● **Dataset**
◆ ◆ ◆ ◆

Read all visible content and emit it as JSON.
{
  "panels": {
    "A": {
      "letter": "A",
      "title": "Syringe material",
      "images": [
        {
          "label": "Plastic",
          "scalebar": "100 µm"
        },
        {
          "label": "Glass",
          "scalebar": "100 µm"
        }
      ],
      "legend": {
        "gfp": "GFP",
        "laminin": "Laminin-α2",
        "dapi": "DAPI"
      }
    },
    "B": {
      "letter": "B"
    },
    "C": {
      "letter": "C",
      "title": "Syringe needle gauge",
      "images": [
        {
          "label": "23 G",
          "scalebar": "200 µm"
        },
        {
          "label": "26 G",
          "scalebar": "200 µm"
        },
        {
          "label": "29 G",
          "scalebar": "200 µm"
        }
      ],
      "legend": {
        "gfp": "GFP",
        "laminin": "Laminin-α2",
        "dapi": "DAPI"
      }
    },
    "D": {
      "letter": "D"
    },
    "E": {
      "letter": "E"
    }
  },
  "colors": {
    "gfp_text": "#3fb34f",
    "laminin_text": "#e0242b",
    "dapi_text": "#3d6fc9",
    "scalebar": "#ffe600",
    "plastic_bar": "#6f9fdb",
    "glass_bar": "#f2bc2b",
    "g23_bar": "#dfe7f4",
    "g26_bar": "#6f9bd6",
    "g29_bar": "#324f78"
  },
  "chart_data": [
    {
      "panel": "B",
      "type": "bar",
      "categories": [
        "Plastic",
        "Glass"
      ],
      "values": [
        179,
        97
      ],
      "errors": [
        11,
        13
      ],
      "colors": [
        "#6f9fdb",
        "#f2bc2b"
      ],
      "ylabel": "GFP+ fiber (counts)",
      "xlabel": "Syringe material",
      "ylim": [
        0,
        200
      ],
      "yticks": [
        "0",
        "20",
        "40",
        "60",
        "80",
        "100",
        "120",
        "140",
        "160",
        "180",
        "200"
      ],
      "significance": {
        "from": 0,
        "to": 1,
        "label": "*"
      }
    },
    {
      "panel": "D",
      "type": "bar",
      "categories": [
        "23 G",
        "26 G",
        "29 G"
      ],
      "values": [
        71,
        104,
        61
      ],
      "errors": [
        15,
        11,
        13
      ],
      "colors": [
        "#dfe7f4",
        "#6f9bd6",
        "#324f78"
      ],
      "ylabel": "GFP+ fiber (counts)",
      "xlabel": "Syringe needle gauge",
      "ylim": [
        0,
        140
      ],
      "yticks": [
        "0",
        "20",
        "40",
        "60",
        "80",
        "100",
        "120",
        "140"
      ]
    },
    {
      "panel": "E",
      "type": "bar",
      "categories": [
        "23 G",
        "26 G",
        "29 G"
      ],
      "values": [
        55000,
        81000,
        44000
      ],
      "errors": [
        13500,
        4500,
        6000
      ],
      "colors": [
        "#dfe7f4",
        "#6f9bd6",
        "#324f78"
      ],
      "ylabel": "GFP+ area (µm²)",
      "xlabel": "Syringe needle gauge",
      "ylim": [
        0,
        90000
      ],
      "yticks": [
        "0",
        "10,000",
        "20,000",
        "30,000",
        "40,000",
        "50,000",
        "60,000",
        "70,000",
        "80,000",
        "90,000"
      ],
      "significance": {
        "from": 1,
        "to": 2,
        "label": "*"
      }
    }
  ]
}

◆ ◆ ◆ ◆

● **Exercise**
Quote every entry exactly.

● **Result of the task**
Read all visible content and emit it as JSON.
{
  "panels": {
    "A": {
      "letter": "A",
      "title": "Syringe material",
      "images": [
        {
          "label": "Plastic",
          "scalebar": "100 µm"
        },
        {
          "label": "Glass",
          "scalebar": "100 µm"
        }
      ],
      "legend": {
        "gfp": "GFP",
        "laminin": "Laminin-α2",
        "dapi": "DAPI"
      }
    },
    "B": {
      "letter": "B"
    },
    "C": {
      "letter": "C",
      "title": "Syringe needle gauge",
      "images": [
        {
          "label": "23 G",
          "scalebar": "200 µm"
        },
        {
          "label": "26 G",
          "scalebar": "200 µm"
        },
        {
          "label": "29 G",
          "scalebar": "200 µm"
        }
      ],
      "legend": {
        "gfp": "GFP",
        "laminin": "Laminin-α2",
        "dapi": "DAPI"
      }
    },
    "D": {
      "letter": "D"
    },
    "E": {
      "letter": "E"
    }
  },
  "colors": {
    "gfp_text": "#3fb34f",
    "laminin_text": "#e0242b",
    "dapi_text": "#3d6fc9",
    "scalebar": "#ffe600",
    "plastic_bar": "#6f9fdb",
    "glass_bar": "#f2bc2b",
    "g23_bar": "#dfe7f4",
    "g26_bar": "#6f9bd6",
    "g29_bar": "#324f78"
  },
  "chart_data": [
    {
      "panel": "B",
      "type": "bar",
      "categories": [
        "Plastic",
        "Glass"
      ],
      "values": [
        179,
        97
      ],
      "errors": [
        11,
        13
      ],
      "colors": [
        "#6f9fdb",
        "#f2bc2b"
      ],
      "ylabel": "GFP+ fiber (counts)",
      "xlabel": "Syringe material",
      "ylim": [
        0,
        200
      ],
      "yticks": [
        "0",
        "20",
        "40",
        "60",
        "80",
        "100",
        "120",
        "140",
        "160",
        "180",
        "200"
      ],
      "significance": {
        "from": 0,
        "to": 1,
        "label": "*"
      }
    },
    {
      "panel": "D",
      "type": "bar",
      "categories": [
        "23 G",
        "26 G",
        "29 G"
      ],
      "values": [
        71,
        104,
        61
      ],
      "errors": [
        15,
        11,
        13
      ],
      "colors": [
        "#dfe7f4",
        "#6f9bd6",
        "#324f78"
      ],
      "ylabel": "GFP+ fiber (counts)",
      "xlabel": "Syringe needle gauge",
      "ylim": [
        0,
        140
      ],
      "yticks": [
        "0",
        "20",
        "40",
        "60",
        "80",
        "100",
        "120",
        "140"
      ]
    },
    {
      "panel": "E",
      "type": "bar",
      "categories": [
        "23 G",
        "26 G",
        "29 G"
      ],
      "values": [
        55000,
        81000,
        44000
      ],
      "errors": [
        13500,
        4500,
        6000
      ],
      "colors": [
        "#dfe7f4",
        "#6f9bd6",
        "#324f78"
      ],
      "ylabel": "GFP+ area (µm²)",
      "xlabel": "Syringe needle gauge",
      "ylim": [
        0,
        90000
      ],
      "yticks": [
        "0",
        "10,000",
        "20,000",
        "30,000",
        "40,000",
        "50,000",
        "60,000",
        "70,000",
        "80,000",
        "90,000"
      ],
      "significance": {
        "from": 1,
        "to": 2,
        "label": "*"
      }
    }
  ]
}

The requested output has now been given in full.